» What the exercise asks
Copy every line of the data that contains the string "haber".

» Given data

>> begin

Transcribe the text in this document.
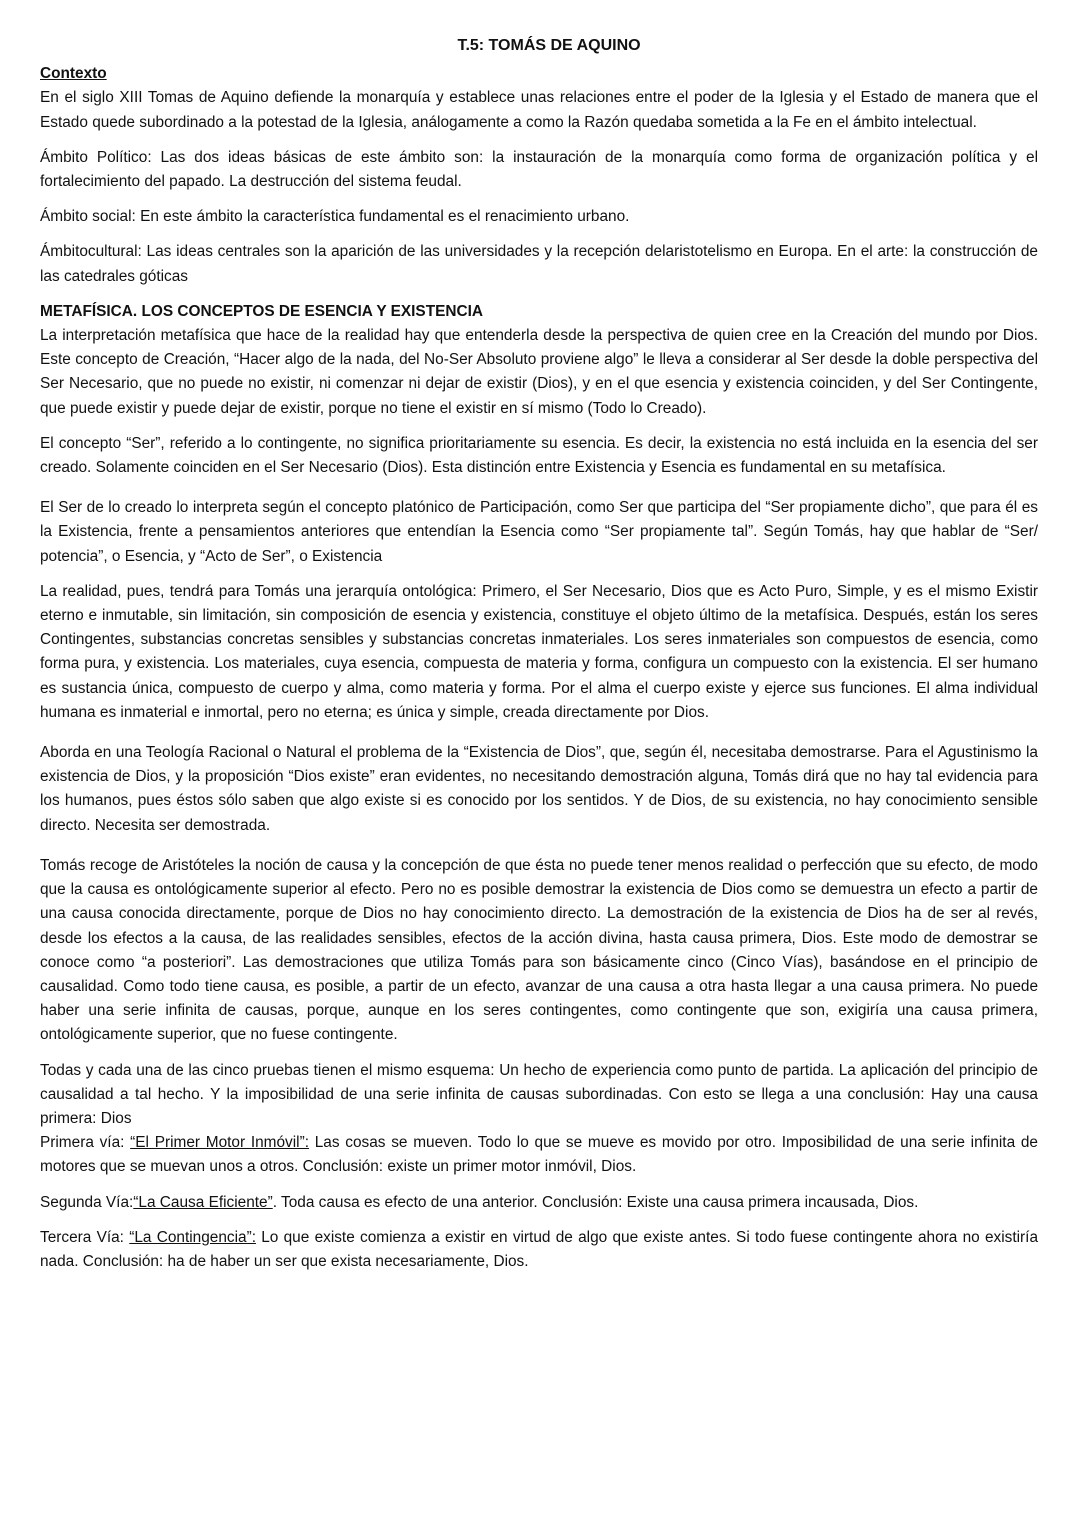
T.5: TOMÁS DE AQUINO
Contexto

En el siglo XIII Tomas de Aquino defiende la monarquía y establece unas relaciones entre el poder de la Iglesia y el Estado de manera que el Estado quede subordinado a la potestad de la Iglesia, análogamente a como la Razón quedaba sometida a la Fe en el ámbito intelectual.

Ámbito Político: Las dos ideas básicas de este ámbito son: la instauración de la monarquía como forma de organización política y el fortalecimiento del papado. La destrucción del sistema feudal.

Ámbito social: En este ámbito la característica fundamental es el renacimiento urbano.

Ámbitocultural: Las ideas centrales son la aparición de las universidades y la recepción delaristotelismo en Europa. En el arte: la construcción de las catedrales góticas

METAFÍSICA. LOS CONCEPTOS DE ESENCIA Y EXISTENCIA

La interpretación metafísica que hace de la realidad hay que entenderla desde la perspectiva de quien cree en la Creación del mundo por Dios. Este concepto de Creación, “Hacer algo de la nada, del No-Ser Absoluto proviene algo” le lleva a considerar al Ser desde la doble perspectiva del Ser Necesario, que no puede no existir, ni comenzar ni dejar de existir (Dios), y en el que esencia y existencia coinciden, y del Ser Contingente, que puede existir y puede dejar de existir, porque no tiene el existir en sí mismo (Todo lo Creado).

El concepto “Ser”, referido a lo contingente, no significa prioritariamente su esencia. Es decir, la existencia no está incluida en la esencia del ser creado. Solamente coinciden en el Ser Necesario (Dios). Esta distinción entre Existencia y Esencia es fundamental en su metafísica.

El Ser de lo creado lo interpreta según el concepto platónico de Participación, como Ser que participa del “Ser propiamente dicho”, que para él es la Existencia, frente a pensamientos anteriores que entendían la Esencia como “Ser propiamente tal”. Según Tomás, hay que hablar de “Ser/ potencia”, o Esencia, y “Acto de Ser”, o Existencia

La realidad, pues, tendrá para Tomás una jerarquía ontológica: Primero, el Ser Necesario, Dios que es Acto Puro, Simple, y es el mismo Existir eterno e inmutable, sin limitación, sin composición de esencia y existencia, constituye el objeto último de la metafísica. Después, están los seres Contingentes, substancias concretas sensibles y substancias concretas inmateriales. Los seres inmateriales son compuestos de esencia, como forma pura, y existencia. Los materiales, cuya esencia, compuesta de materia y forma, configura un compuesto con la existencia. El ser humano es sustancia única, compuesto de cuerpo y alma, como materia y forma. Por el alma el cuerpo existe y ejerce sus funciones. El alma individual humana es inmaterial e inmortal, pero no eterna; es única y simple, creada directamente por Dios.

Aborda en una Teología Racional o Natural el problema de la “Existencia de Dios”, que, según él, necesitaba demostrarse. Para el Agustinismo la existencia de Dios, y la proposición “Dios existe” eran evidentes, no necesitando demostración alguna, Tomás dirá que no hay tal evidencia para los humanos, pues éstos sólo saben que algo existe si es conocido por los sentidos. Y de Dios, de su existencia, no hay conocimiento sensible directo. Necesita ser demostrada.

Tomás recoge de Aristóteles la noción de causa y la concepción de que ésta no puede tener menos realidad o perfección que su efecto, de modo que la causa es ontológicamente superior al efecto. Pero no es posible demostrar la existencia de Dios como se demuestra un efecto a partir de una causa conocida directamente, porque de Dios no hay conocimiento directo. La demostración de la existencia de Dios ha de ser al revés, desde los efectos a la causa, de las realidades sensibles, efectos de la acción divina, hasta causa primera, Dios. Este modo de demostrar se conoce como “a posteriori”. Las demostraciones que utiliza Tomás para son básicamente cinco (Cinco Vías), basándose en el principio de causalidad. Como todo tiene causa, es posible, a partir de un efecto, avanzar de una causa a otra hasta llegar a una causa primera. No puede haber una serie infinita de causas, porque, aunque en los seres contingentes, como contingente que son, exigiría una causa primera, ontológicamente superior, que no fuese contingente.

Todas y cada una de las cinco pruebas tienen el mismo esquema: Un hecho de experiencia como punto de partida. La aplicación del principio de causalidad a tal hecho. Y la imposibilidad de una serie infinita de causas subordinadas. Con esto se llega a una conclusión: Hay una causa primera: Dios

Primera vía: “El Primer Motor Inmóvil”: Las cosas se mueven. Todo lo que se mueve es movido por otro. Imposibilidad de una serie infinita de motores que se muevan unos a otros. Conclusión: existe un primer motor inmóvil, Dios.

Segunda Vía:“La Causa Eficiente”. Toda causa es efecto de una anterior. Conclusión: Existe una causa primera incausada, Dios.

Tercera Vía: “La Contingencia”: Lo que existe comienza a existir en virtud de algo que existe antes. Si todo fuese contingente ahora no existiría nada. Conclusión: ha de haber un ser que exista necesariamente, Dios.
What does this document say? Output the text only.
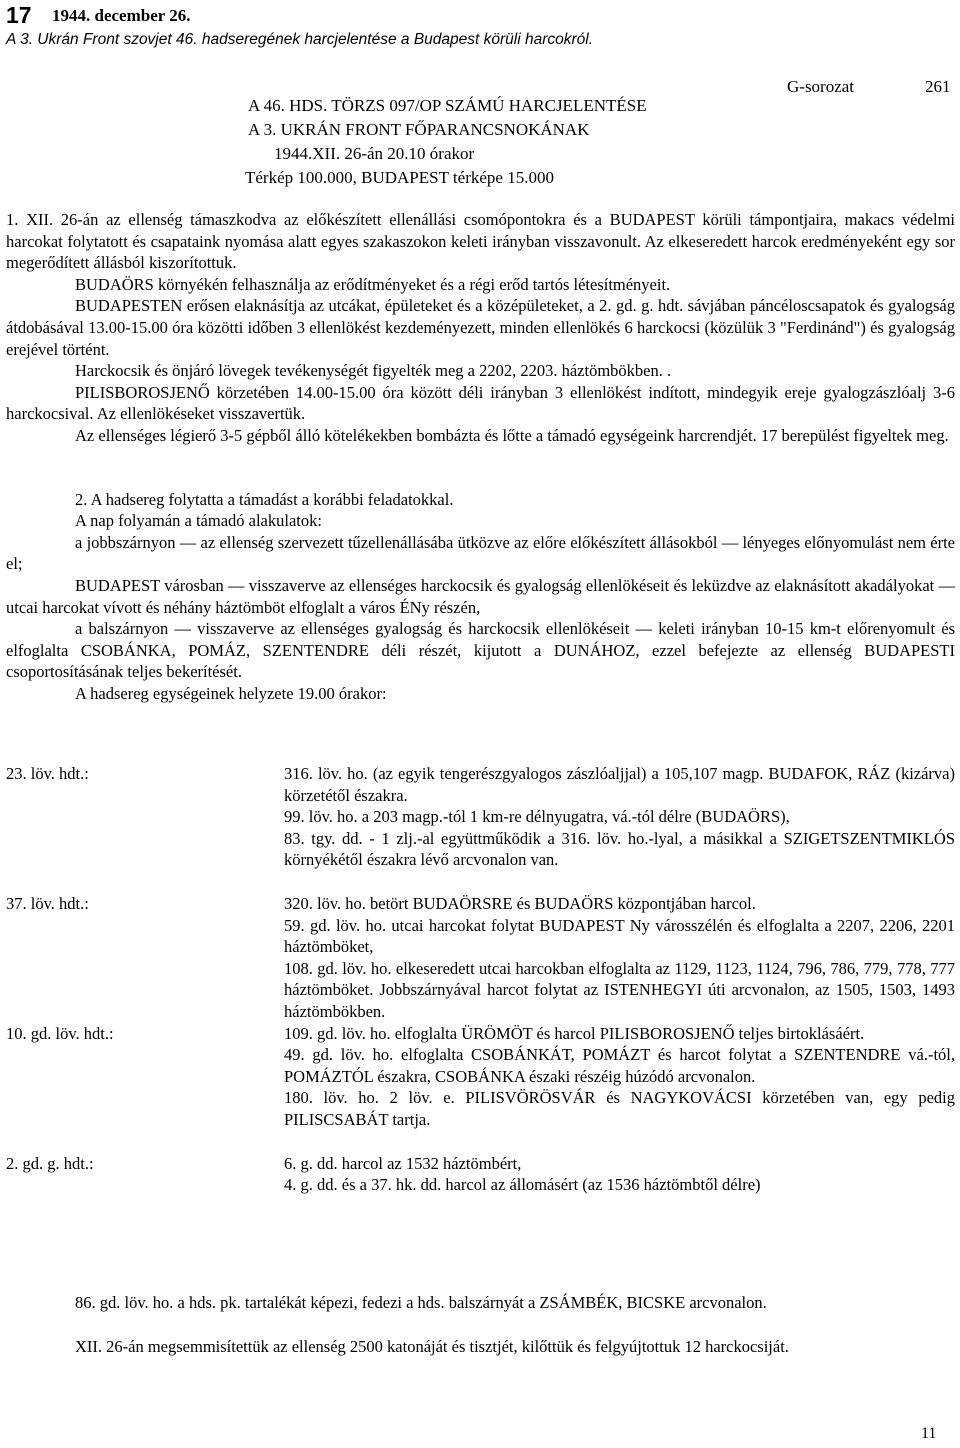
17 1944. december 26.
A 3. Ukrán Front szovjet 46. hadseregének harcjelentése a Budapest körüli harcokról.
G-sorozat	261
A 46. HDS. TÖRZS 097/OP SZÁMÚ HARCJELENTÉSE
A 3. UKRÁN FRONT FŐPARANCSNOKÁNAK
1944.XII. 26-án 20.10 órakor
Térkép 100.000, BUDAPEST térképe 15.000

1. XII. 26-án az ellenség támaszkodva az előkészített ellenállási csomópontokra és a BUDAPEST körüli támpontjaira, makacs védelmi harcokat folytatott és csapataink nyomása alatt egyes szakaszokon keleti irányban visszavonult. Az elkeseredett harcok eredményeként egy sor megerődített állásból kiszorítottuk.

BUDAÖRS környékén felhasználja az erődítményeket és a régi erőd tartós létesítményeit.

BUDAPESTEN erősen elaknásítja az utcákat, épületeket és a középületeket, a 2. gd. g. hdt. sávjában páncéloscsapatok és gyalogság átdobásával 13.00-15.00 óra közötti időben 3 ellenlökést kezdeményezett, minden ellenlökés 6 harckocsi (közülük 3 "Ferdinánd") és gyalogság erejével történt.

Harckocsik és önjáró lövegek tevékenységét figyelték meg a 2202, 2203. háztömbökben. .

PILISBOROSJENŐ körzetében 14.00-15.00 óra között déli irányban 3 ellenlökést indított, mindegyik ereje gyalogzászlóalj 3-6 harckocsival. Az ellenlökéseket visszavertük.

Az ellenséges légierő 3-5 gépből álló kötelékekben bombázta és lőtte a támadó egységeink harcrendjét. 17 berepülést figyeltek meg.

2. A hadsereg folytatta a támadást a korábbi feladatokkal.

A nap folyamán a támadó alakulatok:

a jobbszárnyon — az ellenség szervezett tűzellenállásába ütközve az előre előkészített állásokból — lényeges előnyomulást nem érte el;

BUDAPEST városban — visszaverve az ellenséges harckocsik és gyalogság ellenlökéseit és leküzdve az elaknásított akadályokat — utcai harcokat vívott és néhány háztömböt elfoglalt a város ÉNy részén,

a balszárnyon — visszaverve az ellenséges gyalogság és harckocsik ellenlökéseit — keleti irányban 10-15 km-t előrenyomult és elfoglalta CSOBÁNKA, POMÁZ, SZENTENDRE déli részét, kijutott a DUNÁHOZ, ezzel befejezte az ellenség BUDAPESTI csoportosításának teljes bekerítését.

A hadsereg egységeinek helyzete 19.00 órakor:

23. löv. hdt.:	316. löv. ho. (az egyik tengerészgyalogos zászlóaljjal) a 105,107 magp. BUDAFOK, RÁZ (kizárva) körzetétől északra.

99. löv. ho. a 203 magp.-tól 1 km-re délnyugatra, vá.-tól délre (BUDAÖRS),

83. tgy. dd. - 1 zlj.-al együttműködik a 316. löv. ho.-lyal, a másikkal a SZIGETSZENTMIKLÓS környékétől északra lévő arcvonalon van.

37. löv. hdt.:	320. löv. ho. betört BUDAÖRSRE és BUDAÖRS központjában harcol.

59. gd. löv. ho. utcai harcokat folytat BUDAPEST Ny városszélén és elfoglalta a 2207, 2206, 2201 háztömböket,

108. gd. löv. ho. elkeseredett utcai harcokban elfoglalta az 1129, 1123, 1124, 796, 786, 779, 778, 777 háztömböket. Jobbszárnyával harcot folytat az ISTENHEGYI úti arcvonalon, az 1505, 1503, 1493 háztömbökben.

10. gd. löv. hdt.:	109. gd. löv. ho. elfoglalta ÜRÖMÖT és harcol PILISBOROSJENŐ teljes birtoklásáért.

49. gd. löv. ho. elfoglalta CSOBÁNKÁT, POMÁZT és harcot folytat a SZENTENDRE vá.-tól, POMÁZTÓL északra, CSOBÁNKA északi részéig húzódó arcvonalon.

180. löv. ho. 2 löv. e. PILISVÖRÖSVÁR és NAGYKOVÁCSI körzetében van, egy pedig PILISCSABÁT tartja.

2. gd. g. hdt.:	6. g. dd. harcol az 1532 háztömbért,

4. g. dd. és a 37. hk. dd. harcol az állomásért (az 1536 háztömbtől délre)

86. gd. löv. ho. a hds. pk. tartalékát képezi, fedezi a hds. balszárnyát a ZSÁMBÉK, BICSKE arcvonalon.
XII. 26-án megsemmisítettük az ellenség 2500 katonáját és tisztjét, kilőttük és felgyújtottuk 12 harckocsiját.
11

>> end

» Result of the exercise
Tomás recoge de Aristóteles la noción de causa y la concepción de que ésta no puede tener menos realidad o perfección que su efecto, de modo que la causa es ontológicamente superior al efecto. Pero no es posible demostrar la existencia de Dios como se demuestra un efecto a partir de una causa conocida directamente, porque de Dios no hay conocimiento directo. La demostración de la existencia de Dios ha de ser al revés, desde los efectos a la causa, de las realidades sensibles, efectos de la acción divina, hasta causa primera, Dios. Este modo de demostrar se conoce como “a posteriori”. Las demostraciones que utiliza Tomás para son básicamente cinco (Cinco Vías), basándose en el principio de causalidad. Como todo tiene causa, es posible, a partir de un efecto, avanzar de una causa a otra hasta llegar a una causa primera. No puede haber una serie infinita de causas, porque, aunque en los seres contingentes, como contingente que son, exigiría una causa primera, ontológicamente superior, que no fuese contingente.
Tercera Vía: “La Contingencia”: Lo que existe comienza a existir en virtud de algo que existe antes. Si todo fuese contingente ahora no existiría nada. Conclusión: ha de haber un ser que exista necesariamente, Dios.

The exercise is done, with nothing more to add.